(Figure contents as structured data)
========================================================================
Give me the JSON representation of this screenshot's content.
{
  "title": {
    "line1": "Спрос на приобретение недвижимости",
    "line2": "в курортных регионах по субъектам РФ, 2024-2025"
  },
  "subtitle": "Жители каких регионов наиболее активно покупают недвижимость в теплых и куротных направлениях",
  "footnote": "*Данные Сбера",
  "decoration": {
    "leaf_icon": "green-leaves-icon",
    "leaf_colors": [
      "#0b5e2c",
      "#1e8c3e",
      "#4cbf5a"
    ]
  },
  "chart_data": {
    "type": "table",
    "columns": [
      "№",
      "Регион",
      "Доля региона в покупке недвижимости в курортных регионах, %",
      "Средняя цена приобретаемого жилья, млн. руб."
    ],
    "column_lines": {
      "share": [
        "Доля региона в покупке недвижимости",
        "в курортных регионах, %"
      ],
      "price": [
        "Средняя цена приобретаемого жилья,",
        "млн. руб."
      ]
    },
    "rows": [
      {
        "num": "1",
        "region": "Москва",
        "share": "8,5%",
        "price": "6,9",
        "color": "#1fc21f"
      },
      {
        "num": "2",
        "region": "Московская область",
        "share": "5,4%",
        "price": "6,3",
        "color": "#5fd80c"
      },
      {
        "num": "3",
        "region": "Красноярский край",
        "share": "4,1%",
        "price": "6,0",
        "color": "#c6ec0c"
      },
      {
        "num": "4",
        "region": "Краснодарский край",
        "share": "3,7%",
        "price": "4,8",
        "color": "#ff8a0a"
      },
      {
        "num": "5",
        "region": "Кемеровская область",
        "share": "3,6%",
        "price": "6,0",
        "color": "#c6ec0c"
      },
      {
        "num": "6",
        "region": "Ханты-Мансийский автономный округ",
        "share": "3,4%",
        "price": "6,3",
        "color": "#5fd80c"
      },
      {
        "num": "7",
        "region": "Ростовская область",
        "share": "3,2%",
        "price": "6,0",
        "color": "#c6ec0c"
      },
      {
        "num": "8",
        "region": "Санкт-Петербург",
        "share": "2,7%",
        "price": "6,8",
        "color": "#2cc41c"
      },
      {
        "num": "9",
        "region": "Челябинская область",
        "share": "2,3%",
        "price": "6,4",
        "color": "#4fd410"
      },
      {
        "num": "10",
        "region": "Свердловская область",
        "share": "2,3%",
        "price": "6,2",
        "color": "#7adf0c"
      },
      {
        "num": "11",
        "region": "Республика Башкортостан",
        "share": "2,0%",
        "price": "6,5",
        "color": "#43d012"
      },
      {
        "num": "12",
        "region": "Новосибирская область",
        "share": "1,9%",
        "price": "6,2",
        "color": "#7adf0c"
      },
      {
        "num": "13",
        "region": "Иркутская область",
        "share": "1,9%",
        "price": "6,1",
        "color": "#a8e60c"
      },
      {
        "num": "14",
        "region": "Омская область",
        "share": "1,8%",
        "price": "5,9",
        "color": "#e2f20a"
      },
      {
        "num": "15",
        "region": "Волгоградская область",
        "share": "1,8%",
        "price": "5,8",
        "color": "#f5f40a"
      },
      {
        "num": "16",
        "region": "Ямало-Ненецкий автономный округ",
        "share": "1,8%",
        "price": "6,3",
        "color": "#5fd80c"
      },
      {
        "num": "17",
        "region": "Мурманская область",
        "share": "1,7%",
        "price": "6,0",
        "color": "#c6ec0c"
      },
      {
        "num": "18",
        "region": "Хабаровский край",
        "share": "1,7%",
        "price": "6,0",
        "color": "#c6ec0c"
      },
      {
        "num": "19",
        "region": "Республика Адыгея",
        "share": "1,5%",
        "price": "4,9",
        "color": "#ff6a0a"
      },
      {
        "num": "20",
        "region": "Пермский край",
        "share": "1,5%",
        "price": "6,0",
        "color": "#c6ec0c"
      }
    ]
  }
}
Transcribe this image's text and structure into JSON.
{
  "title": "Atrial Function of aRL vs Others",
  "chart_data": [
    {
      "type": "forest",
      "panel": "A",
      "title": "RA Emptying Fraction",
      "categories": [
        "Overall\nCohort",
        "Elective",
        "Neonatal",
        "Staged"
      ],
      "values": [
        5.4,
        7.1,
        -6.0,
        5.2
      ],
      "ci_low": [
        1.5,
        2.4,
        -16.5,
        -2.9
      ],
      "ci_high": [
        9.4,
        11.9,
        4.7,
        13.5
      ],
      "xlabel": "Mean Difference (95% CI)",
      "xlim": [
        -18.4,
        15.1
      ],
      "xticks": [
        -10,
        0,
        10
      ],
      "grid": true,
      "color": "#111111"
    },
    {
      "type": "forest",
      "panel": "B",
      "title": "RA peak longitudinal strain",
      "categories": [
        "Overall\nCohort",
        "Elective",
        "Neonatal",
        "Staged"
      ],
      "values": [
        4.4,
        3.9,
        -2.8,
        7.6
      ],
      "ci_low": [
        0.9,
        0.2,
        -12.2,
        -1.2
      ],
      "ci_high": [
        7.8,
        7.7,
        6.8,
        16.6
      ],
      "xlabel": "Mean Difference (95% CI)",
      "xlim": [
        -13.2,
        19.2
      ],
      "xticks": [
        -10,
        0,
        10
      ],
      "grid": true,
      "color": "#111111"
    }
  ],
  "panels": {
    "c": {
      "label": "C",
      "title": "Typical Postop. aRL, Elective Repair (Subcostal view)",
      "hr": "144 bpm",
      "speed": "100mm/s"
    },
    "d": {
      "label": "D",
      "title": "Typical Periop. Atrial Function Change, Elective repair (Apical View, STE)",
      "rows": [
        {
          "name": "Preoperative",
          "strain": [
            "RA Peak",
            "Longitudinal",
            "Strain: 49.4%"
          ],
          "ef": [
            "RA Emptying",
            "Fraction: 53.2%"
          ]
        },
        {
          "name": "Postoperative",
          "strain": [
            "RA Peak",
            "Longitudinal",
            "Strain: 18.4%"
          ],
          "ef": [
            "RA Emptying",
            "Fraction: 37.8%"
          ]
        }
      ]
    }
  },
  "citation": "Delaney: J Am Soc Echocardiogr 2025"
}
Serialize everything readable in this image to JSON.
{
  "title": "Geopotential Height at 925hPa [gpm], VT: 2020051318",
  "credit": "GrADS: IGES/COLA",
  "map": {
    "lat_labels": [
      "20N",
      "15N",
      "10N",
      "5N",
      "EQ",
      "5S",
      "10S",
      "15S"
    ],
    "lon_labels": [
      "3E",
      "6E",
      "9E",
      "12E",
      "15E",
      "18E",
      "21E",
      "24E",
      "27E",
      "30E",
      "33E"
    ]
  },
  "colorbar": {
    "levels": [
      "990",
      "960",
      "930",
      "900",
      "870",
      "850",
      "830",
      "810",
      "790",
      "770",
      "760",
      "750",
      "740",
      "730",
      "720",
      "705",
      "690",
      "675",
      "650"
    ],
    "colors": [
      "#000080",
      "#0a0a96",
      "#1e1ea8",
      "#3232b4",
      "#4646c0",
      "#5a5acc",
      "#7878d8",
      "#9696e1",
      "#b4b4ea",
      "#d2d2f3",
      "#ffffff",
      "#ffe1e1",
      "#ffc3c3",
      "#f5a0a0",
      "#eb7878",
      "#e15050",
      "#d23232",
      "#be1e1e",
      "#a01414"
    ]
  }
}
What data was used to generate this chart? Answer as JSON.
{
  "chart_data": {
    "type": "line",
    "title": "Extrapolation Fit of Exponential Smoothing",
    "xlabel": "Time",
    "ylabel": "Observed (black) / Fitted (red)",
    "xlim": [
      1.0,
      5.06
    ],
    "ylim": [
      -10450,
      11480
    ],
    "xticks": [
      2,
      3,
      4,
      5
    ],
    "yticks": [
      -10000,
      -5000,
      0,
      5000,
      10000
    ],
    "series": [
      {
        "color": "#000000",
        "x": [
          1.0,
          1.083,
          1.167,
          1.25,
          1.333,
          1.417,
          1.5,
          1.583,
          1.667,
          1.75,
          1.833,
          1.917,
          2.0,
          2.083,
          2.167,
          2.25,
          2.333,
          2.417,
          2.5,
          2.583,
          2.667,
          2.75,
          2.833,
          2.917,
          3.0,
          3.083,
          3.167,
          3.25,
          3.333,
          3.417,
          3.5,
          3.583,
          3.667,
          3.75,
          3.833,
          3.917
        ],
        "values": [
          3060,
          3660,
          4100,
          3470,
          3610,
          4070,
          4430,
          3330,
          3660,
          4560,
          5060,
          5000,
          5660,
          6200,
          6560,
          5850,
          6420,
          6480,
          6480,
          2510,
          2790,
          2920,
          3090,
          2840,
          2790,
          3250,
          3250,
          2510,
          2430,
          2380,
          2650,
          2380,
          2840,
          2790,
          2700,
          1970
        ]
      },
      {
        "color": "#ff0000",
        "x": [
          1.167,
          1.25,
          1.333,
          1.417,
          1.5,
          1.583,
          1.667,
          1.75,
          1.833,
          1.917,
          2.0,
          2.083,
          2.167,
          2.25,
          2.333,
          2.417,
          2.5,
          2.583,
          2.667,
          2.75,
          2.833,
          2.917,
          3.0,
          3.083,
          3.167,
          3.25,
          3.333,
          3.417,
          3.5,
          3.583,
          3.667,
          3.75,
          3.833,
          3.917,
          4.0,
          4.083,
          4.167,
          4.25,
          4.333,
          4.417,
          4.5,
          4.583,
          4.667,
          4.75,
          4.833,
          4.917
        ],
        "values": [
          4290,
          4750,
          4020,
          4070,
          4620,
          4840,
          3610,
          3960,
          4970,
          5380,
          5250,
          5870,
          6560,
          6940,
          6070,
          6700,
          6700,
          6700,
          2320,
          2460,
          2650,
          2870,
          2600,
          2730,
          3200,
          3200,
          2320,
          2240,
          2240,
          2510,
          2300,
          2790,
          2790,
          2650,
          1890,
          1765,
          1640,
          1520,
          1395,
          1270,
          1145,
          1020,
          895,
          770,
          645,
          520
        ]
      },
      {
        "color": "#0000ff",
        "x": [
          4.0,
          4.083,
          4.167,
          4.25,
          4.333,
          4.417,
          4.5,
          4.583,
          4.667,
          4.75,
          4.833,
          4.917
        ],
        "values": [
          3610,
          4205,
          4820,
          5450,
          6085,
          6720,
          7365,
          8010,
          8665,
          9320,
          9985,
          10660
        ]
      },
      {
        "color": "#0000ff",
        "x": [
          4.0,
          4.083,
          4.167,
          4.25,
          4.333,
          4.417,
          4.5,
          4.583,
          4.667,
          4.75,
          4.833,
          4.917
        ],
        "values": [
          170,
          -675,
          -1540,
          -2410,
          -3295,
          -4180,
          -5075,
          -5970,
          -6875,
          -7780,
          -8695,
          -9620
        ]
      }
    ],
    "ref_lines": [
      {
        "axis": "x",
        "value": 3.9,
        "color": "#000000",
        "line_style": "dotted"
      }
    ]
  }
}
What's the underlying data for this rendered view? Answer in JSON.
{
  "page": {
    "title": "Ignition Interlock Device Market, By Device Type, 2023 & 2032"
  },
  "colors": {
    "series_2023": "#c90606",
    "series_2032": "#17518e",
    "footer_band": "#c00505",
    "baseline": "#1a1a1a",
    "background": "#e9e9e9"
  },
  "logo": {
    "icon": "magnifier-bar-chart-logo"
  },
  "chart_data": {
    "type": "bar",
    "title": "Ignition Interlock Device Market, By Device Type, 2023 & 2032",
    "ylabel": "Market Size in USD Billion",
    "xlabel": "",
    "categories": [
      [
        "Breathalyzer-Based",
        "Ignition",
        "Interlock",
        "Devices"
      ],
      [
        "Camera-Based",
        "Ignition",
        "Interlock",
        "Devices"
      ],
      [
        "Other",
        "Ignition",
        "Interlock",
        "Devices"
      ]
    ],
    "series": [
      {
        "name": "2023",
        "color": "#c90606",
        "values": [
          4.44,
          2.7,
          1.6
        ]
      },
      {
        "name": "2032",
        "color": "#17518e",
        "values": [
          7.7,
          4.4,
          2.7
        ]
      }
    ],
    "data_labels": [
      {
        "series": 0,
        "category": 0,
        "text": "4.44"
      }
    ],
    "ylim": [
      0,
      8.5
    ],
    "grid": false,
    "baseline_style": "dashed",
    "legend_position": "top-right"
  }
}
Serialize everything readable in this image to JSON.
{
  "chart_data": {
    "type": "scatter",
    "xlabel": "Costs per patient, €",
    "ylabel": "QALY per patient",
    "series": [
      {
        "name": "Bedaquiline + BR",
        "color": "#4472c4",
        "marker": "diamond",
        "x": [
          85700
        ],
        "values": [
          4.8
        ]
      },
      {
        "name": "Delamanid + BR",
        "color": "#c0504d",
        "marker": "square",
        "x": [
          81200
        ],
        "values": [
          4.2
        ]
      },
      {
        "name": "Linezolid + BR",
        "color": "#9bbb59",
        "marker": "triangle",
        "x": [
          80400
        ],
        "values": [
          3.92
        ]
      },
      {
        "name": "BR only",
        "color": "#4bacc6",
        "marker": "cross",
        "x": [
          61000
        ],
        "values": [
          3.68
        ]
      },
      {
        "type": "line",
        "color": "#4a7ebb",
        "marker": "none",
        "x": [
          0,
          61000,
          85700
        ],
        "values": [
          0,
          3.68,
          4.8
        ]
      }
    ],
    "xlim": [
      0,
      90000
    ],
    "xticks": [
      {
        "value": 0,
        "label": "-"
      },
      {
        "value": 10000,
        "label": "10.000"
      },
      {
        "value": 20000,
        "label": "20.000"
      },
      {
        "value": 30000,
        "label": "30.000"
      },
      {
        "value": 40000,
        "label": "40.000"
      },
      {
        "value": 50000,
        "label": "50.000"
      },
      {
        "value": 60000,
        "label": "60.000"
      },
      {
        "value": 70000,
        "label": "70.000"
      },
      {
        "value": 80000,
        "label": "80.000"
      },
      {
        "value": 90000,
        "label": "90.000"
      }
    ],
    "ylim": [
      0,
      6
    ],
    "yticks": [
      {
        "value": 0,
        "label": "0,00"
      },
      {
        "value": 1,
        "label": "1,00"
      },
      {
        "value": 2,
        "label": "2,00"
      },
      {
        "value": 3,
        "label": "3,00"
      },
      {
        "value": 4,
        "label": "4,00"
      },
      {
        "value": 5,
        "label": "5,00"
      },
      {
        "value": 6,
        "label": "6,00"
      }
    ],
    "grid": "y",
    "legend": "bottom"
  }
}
========================================================================
▸ **Stated goal**: Pick out the lines containing the string "What" and show them.

▸ **Task output**:
What data was used to generate this chart? Answer as JSON.
What's the underlying data for this rendered view? Answer in JSON.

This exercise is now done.